### [WHAT IS EXPECTED]
Check the listing below line by line and report how many lines hold "going", with no other words.
■ ■ ■
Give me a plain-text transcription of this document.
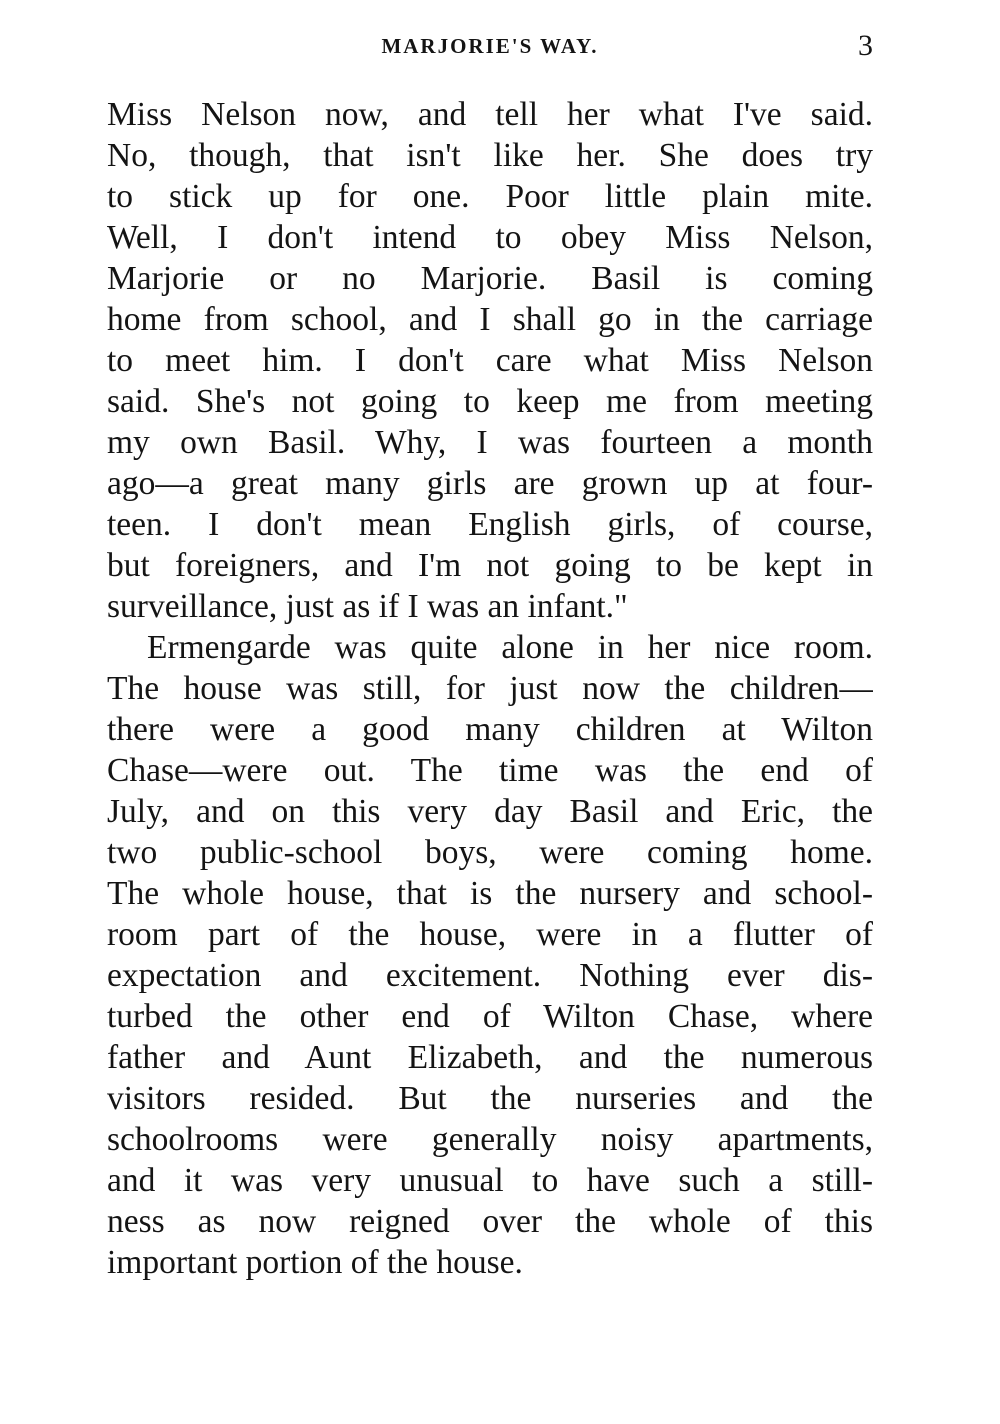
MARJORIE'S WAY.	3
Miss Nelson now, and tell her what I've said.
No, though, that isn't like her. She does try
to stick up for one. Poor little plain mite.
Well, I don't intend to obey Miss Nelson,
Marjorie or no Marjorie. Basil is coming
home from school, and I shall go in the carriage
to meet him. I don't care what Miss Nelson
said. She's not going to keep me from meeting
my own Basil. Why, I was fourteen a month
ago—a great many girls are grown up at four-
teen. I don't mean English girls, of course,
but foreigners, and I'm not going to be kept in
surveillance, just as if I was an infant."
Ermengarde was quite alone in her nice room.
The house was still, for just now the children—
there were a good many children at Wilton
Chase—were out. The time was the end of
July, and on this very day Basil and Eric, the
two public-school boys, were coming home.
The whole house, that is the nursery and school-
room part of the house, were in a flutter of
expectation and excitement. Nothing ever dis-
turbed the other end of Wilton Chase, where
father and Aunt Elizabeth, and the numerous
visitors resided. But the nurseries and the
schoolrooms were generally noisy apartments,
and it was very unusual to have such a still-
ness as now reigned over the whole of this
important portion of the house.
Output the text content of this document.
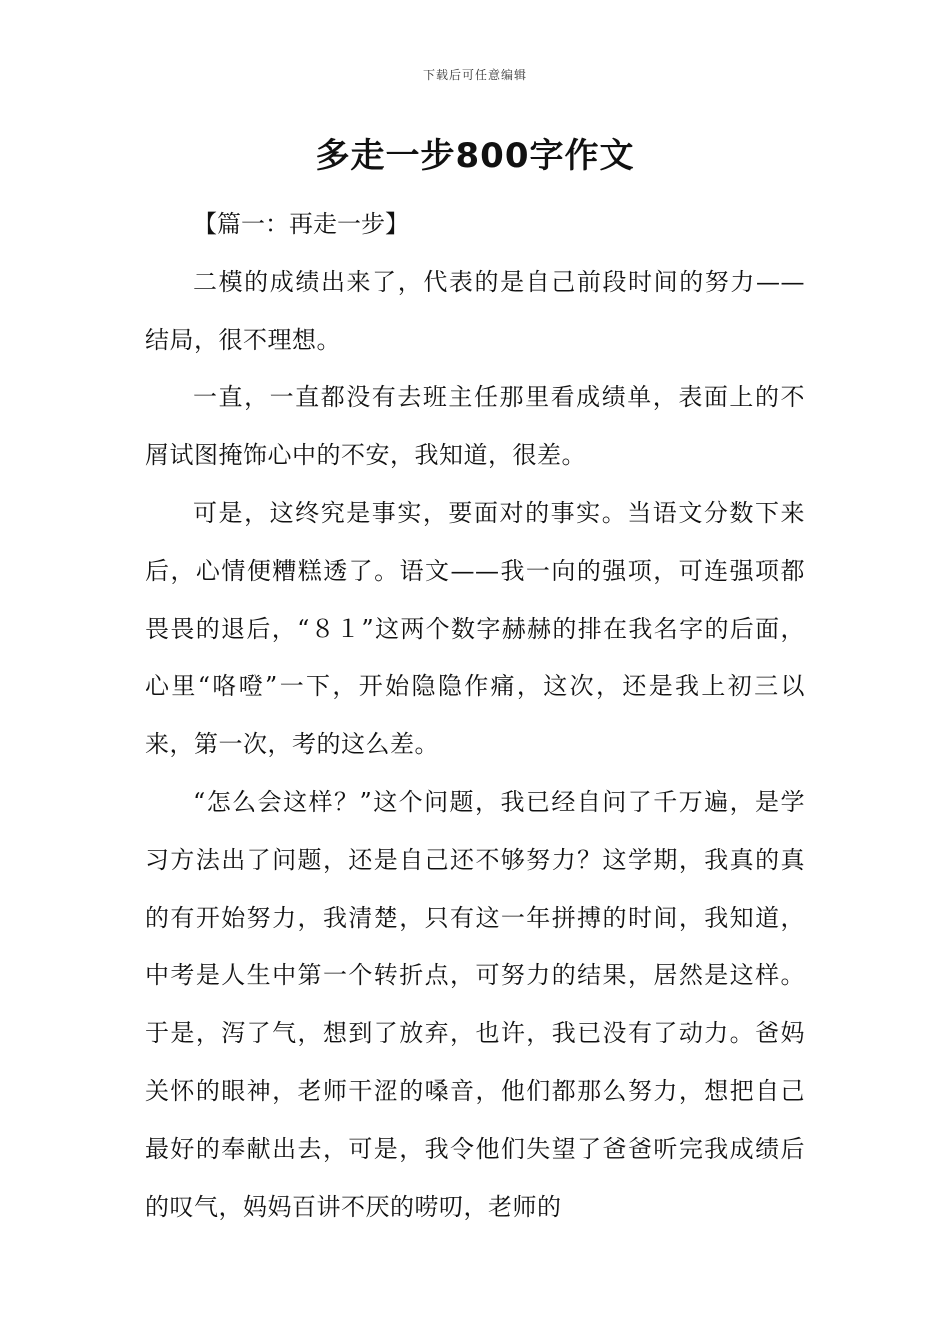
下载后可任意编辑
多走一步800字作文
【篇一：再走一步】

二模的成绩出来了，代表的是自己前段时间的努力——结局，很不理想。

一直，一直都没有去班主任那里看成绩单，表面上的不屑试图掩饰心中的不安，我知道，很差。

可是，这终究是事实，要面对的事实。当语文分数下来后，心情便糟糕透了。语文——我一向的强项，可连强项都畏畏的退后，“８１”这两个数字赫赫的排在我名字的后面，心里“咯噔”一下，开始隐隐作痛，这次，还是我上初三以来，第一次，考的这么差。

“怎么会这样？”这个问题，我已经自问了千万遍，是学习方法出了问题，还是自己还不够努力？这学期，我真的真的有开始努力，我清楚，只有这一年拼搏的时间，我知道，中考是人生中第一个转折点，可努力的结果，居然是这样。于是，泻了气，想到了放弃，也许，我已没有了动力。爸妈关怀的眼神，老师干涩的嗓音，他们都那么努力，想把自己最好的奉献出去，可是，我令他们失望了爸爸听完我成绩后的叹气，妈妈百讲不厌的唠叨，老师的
■ ■ ■
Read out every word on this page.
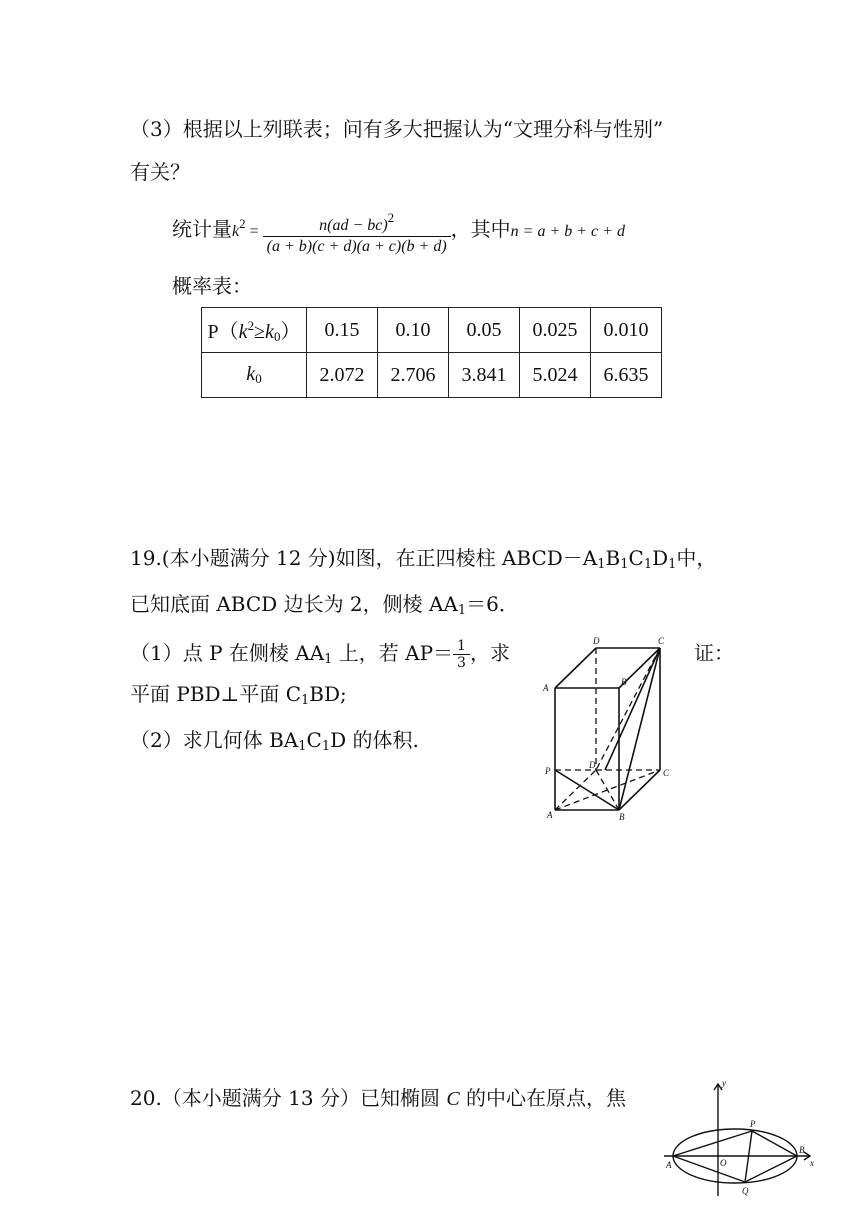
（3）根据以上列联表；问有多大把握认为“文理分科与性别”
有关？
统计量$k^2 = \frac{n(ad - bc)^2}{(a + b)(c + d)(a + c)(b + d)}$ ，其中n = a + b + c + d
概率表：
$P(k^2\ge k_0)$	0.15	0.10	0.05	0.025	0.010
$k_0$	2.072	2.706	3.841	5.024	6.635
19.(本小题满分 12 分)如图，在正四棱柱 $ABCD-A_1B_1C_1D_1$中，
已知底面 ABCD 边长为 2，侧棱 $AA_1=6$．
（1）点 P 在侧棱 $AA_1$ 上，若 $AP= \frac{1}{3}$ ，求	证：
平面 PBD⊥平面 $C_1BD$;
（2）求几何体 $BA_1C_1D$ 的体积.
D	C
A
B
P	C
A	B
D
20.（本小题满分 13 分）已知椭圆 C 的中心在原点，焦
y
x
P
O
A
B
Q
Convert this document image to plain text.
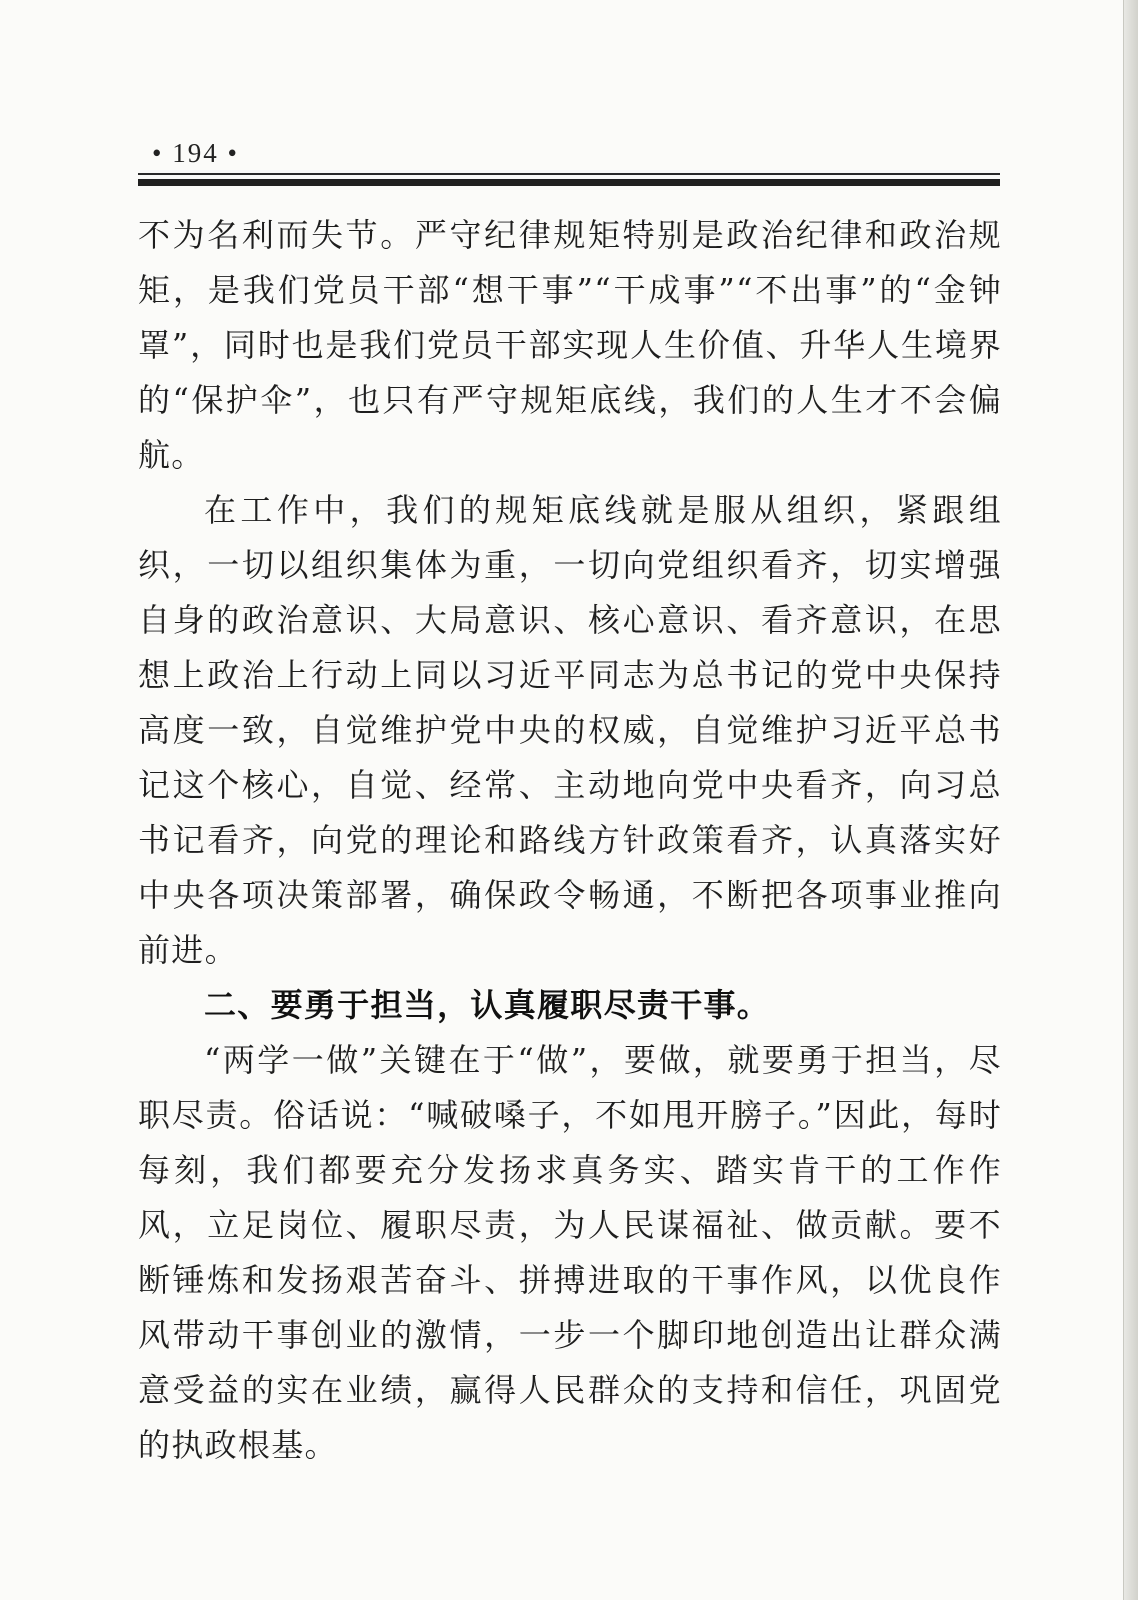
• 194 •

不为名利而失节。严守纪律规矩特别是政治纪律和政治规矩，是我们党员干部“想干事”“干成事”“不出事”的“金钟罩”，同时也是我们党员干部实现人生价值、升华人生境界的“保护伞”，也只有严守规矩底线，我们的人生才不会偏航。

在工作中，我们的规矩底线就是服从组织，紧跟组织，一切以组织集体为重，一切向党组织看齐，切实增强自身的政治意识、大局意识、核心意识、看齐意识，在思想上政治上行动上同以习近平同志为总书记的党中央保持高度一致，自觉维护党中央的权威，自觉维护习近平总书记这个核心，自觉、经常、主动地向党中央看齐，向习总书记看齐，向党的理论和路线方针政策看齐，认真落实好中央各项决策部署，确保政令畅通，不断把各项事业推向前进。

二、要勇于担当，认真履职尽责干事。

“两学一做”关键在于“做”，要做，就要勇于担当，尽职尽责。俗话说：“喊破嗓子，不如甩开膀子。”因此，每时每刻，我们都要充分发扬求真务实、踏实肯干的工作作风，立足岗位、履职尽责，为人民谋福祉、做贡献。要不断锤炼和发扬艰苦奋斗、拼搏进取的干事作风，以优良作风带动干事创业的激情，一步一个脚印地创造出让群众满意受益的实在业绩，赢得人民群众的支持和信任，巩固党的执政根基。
■ ■ ■
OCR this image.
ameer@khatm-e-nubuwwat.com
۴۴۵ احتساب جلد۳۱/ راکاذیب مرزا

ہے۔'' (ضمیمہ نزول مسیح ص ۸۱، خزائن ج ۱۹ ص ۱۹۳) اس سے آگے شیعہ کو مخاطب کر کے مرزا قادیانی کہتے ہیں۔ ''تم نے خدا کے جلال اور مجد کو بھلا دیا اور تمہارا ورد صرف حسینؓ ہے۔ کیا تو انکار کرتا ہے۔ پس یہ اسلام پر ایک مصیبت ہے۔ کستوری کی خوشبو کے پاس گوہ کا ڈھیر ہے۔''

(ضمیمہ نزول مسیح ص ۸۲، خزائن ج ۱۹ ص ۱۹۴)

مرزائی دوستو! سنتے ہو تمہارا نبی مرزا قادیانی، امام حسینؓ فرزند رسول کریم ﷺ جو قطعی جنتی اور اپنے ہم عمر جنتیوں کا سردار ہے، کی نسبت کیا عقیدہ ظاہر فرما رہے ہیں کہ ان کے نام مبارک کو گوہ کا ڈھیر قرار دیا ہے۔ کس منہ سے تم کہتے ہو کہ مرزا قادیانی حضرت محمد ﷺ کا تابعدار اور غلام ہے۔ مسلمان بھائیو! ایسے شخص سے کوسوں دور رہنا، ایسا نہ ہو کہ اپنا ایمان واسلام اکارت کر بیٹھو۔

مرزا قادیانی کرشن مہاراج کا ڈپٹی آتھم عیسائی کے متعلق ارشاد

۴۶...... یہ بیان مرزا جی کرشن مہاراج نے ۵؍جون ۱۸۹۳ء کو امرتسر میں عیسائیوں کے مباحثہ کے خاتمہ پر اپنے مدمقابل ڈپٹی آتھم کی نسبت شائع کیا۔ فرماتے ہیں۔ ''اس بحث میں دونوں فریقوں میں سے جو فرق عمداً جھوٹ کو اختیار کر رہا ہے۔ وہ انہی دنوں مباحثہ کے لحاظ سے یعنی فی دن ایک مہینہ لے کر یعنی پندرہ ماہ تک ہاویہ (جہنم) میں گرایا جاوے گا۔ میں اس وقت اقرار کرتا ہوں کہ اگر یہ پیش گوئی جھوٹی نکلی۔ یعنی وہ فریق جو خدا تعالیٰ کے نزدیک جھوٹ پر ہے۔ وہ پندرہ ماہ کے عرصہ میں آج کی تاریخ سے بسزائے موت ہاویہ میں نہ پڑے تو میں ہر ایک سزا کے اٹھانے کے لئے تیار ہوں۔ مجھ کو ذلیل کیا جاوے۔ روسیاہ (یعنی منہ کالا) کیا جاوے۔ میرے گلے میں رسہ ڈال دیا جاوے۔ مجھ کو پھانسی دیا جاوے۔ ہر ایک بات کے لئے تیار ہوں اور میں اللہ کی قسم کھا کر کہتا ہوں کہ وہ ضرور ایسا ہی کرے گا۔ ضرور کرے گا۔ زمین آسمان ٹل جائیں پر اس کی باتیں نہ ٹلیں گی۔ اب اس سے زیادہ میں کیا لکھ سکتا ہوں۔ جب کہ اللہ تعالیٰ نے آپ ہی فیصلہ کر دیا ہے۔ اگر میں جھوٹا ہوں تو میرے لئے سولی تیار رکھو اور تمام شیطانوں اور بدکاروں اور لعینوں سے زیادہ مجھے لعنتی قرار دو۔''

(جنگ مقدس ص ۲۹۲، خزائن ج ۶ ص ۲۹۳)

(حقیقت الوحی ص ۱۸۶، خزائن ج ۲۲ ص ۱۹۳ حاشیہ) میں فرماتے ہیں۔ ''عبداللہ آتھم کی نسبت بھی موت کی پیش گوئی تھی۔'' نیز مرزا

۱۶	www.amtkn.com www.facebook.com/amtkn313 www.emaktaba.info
■ ■ ■
### [EXPECTED ANSWER]
2